Omit all images, then return the remaining material exactly as it stands.
— start Task input —
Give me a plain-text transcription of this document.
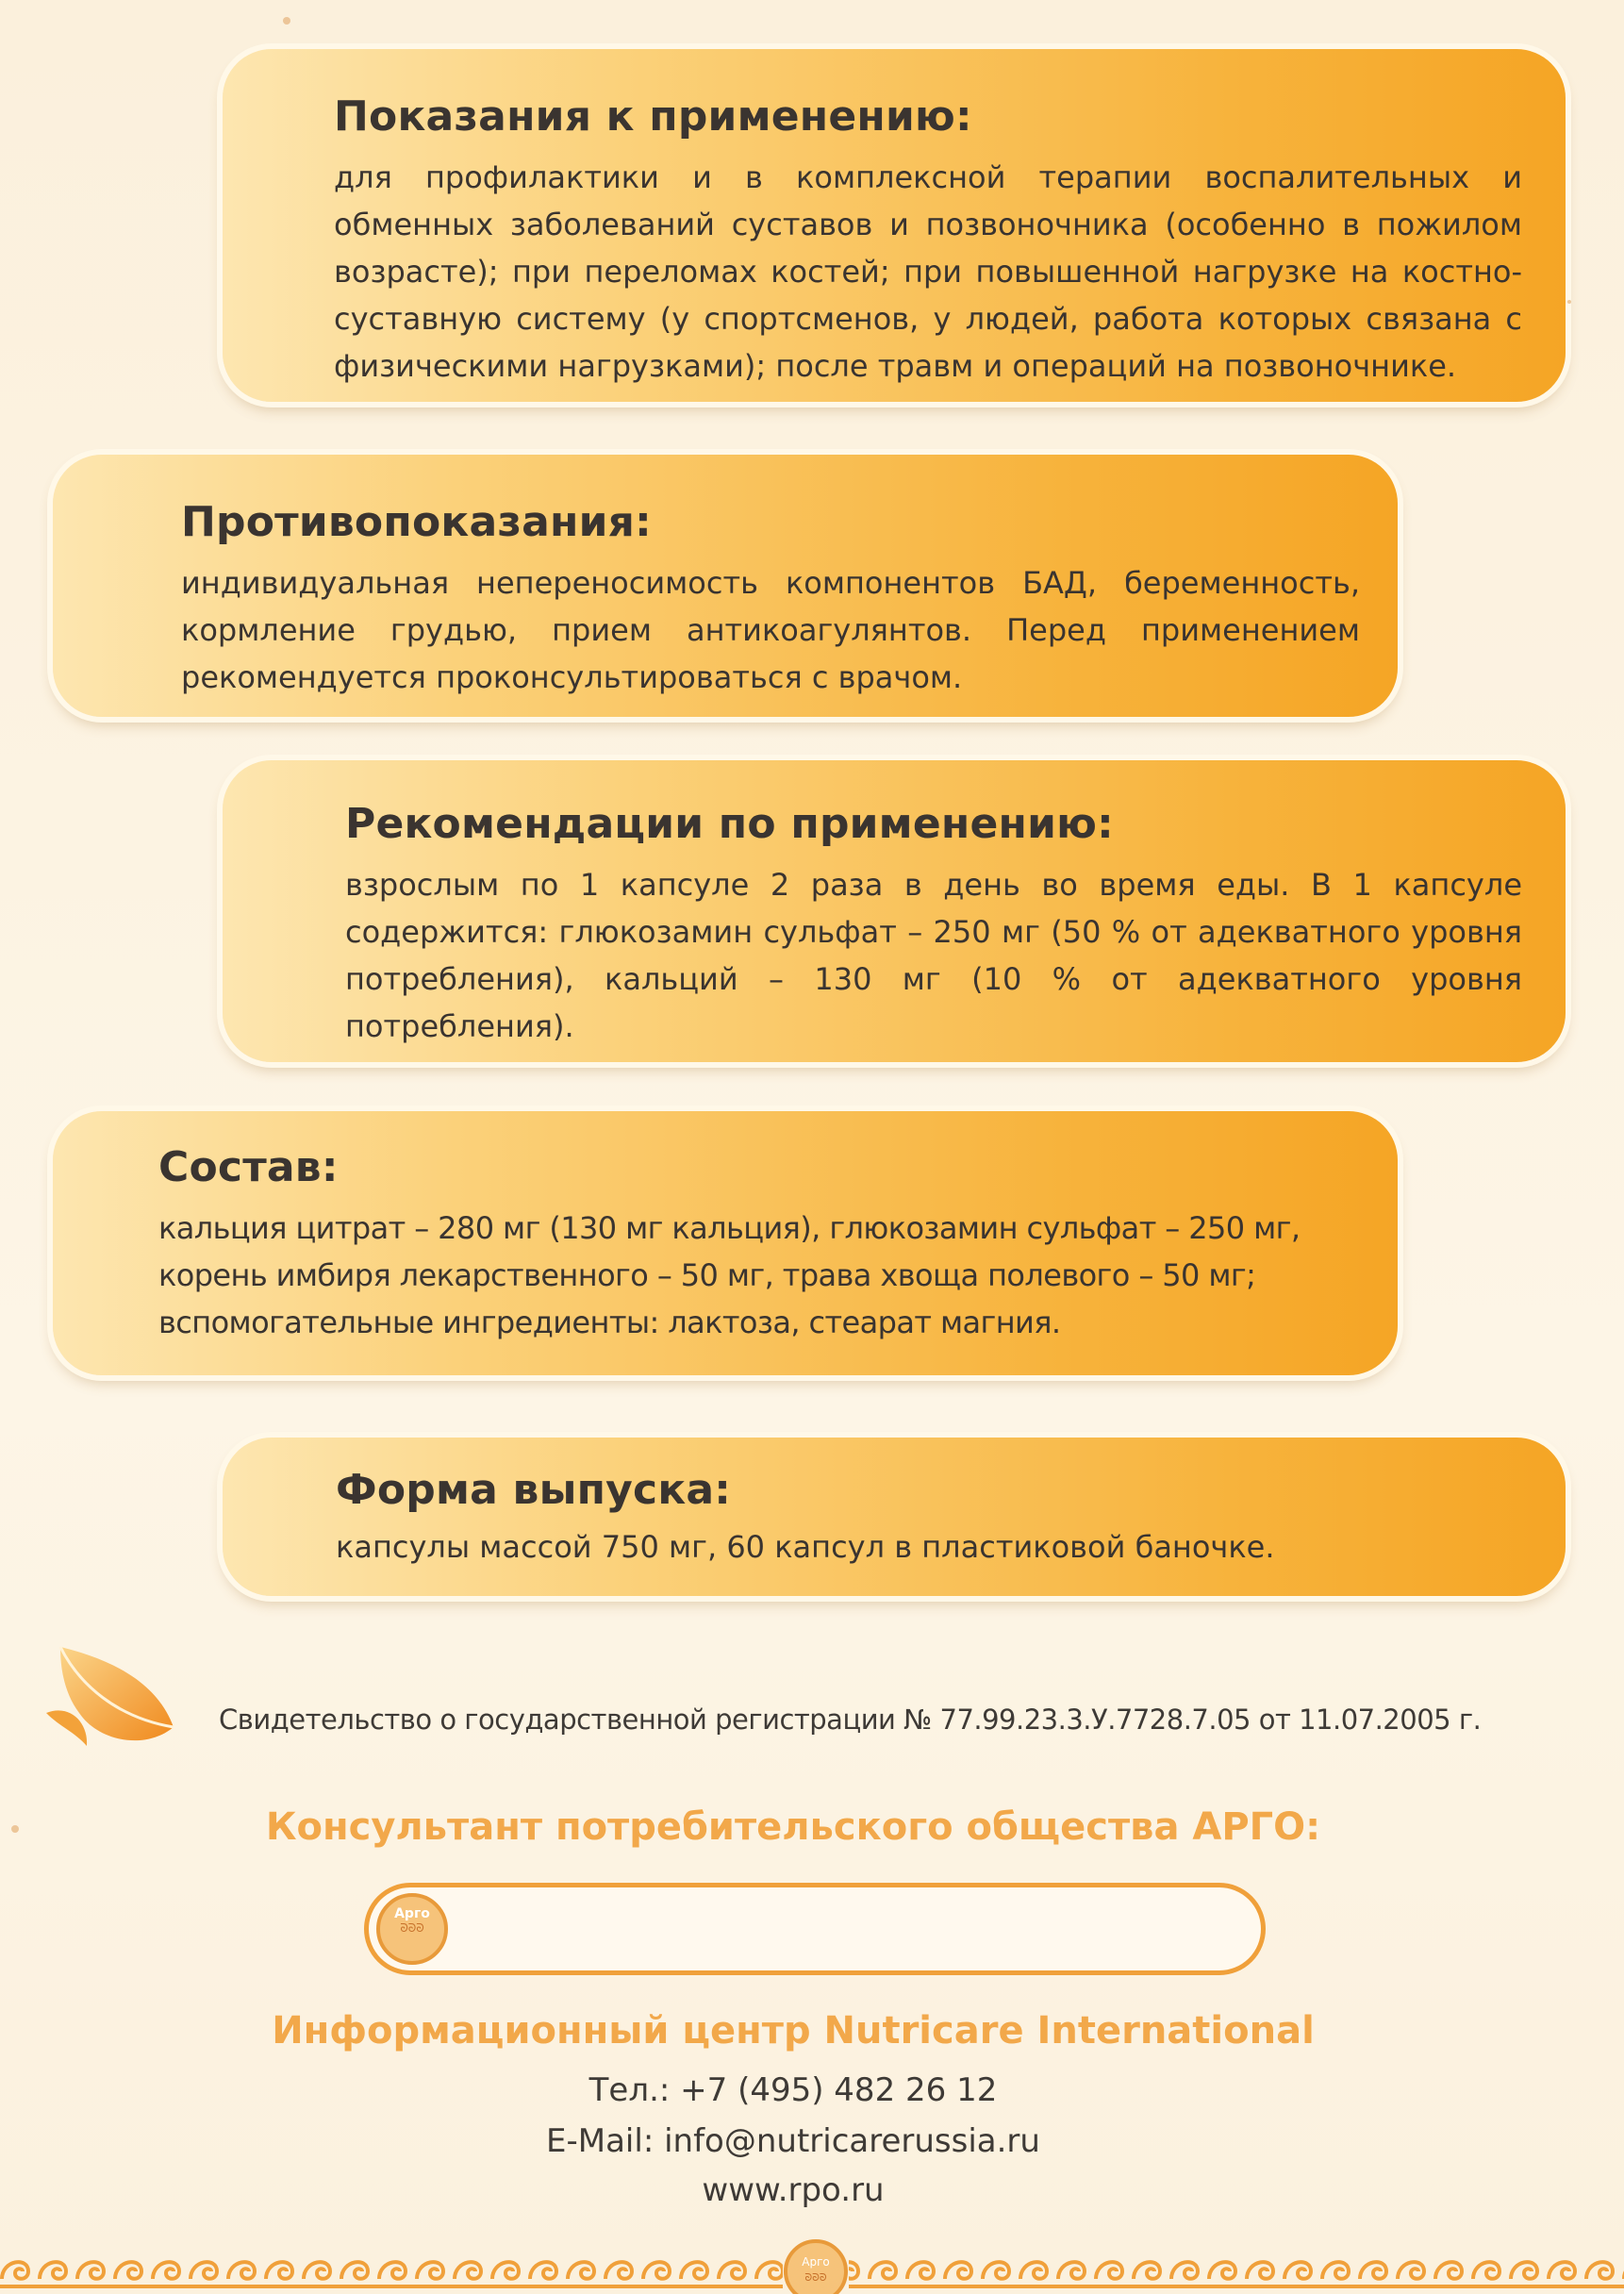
Показания к применению:

для профилактики и в комплексной терапии воспалительных и обменных заболеваний суставов и позвоночника (особенно в пожилом возрасте); при переломах костей; при повышенной нагрузке на костно-суставную систему (у спортсменов, у людей, работа которых связана с физическими нагрузками); после травм и операций на позвоночнике.

Противопоказания:

индивидуальная непереносимость компонентов БАД, беременность, кормление грудью, прием антикоагулянтов. Перед применением рекомендуется проконсультироваться с врачом.

Рекомендации по применению:

взрослым по 1 капсуле 2 раза в день во время еды. В 1 капсуле содержится: глюкозамин сульфат – 250 мг (50 % от адекватного уровня потребления), кальций – 130 мг (10 % от адекватного уровня потребления).

Состав:

кальция цитрат – 280 мг (130 мг кальция), глюкозамин сульфат – 250 мг,
корень имбиря лекарственного – 50 мг, трава хвоща полевого – 50 мг;
вспомогательные ингредиенты: лактоза, стеарат магния.

Форма выпуска:

капсулы массой 750 мг, 60 капсул в пластиковой баночке.

Свидетельство о государственной регистрации № 77.99.23.3.У.7728.7.05 от 11.07.2005 г.
Консультант потребительского общества АРГО:
Арго
ᘐᘐᘐ
Информационный центр Nutricare International
Тел.: +7 (495) 482 26 12
E-Mail: info@nutricarerussia.ru
www.rpo.ru
Арго
ᘐᘐᘐ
— end Task input —
Expected answer:
Give me a plain-text transcription of this document.
Показания к применению:

для профилактики и в комплексной терапии воспалительных и обменных заболеваний суставов и позвоночника (особенно в пожилом возрасте); при переломах костей; при повышенной нагрузке на костно-суставную систему (у спортсменов, у людей, работа которых связана с физическими нагрузками); после травм и операций на позвоночнике.

Противопоказания:

индивидуальная непереносимость компонентов БАД, беременность, кормление грудью, прием антикоагулянтов. Перед применением рекомендуется проконсультироваться с врачом.

Рекомендации по применению:

взрослым по 1 капсуле 2 раза в день во время еды. В 1 капсуле содержится: глюкозамин сульфат – 250 мг (50 % от адекватного уровня потребления), кальций – 130 мг (10 % от адекватного уровня потребления).

Состав:

кальция цитрат – 280 мг (130 мг кальция), глюкозамин сульфат – 250 мг,
корень имбиря лекарственного – 50 мг, трава хвоща полевого – 50 мг;
вспомогательные ингредиенты: лактоза, стеарат магния.

Форма выпуска:

капсулы массой 750 мг, 60 капсул в пластиковой баночке.

Свидетельство о государственной регистрации № 77.99.23.3.У.7728.7.05 от 11.07.2005 г.
Консультант потребительского общества АРГО:
Арго
ᘐᘐᘐ
Информационный центр Nutricare International
Тел.: +7 (495) 482 26 12
E-Mail: info@nutricarerussia.ru
www.rpo.ru
Арго
ᘐᘐᘐ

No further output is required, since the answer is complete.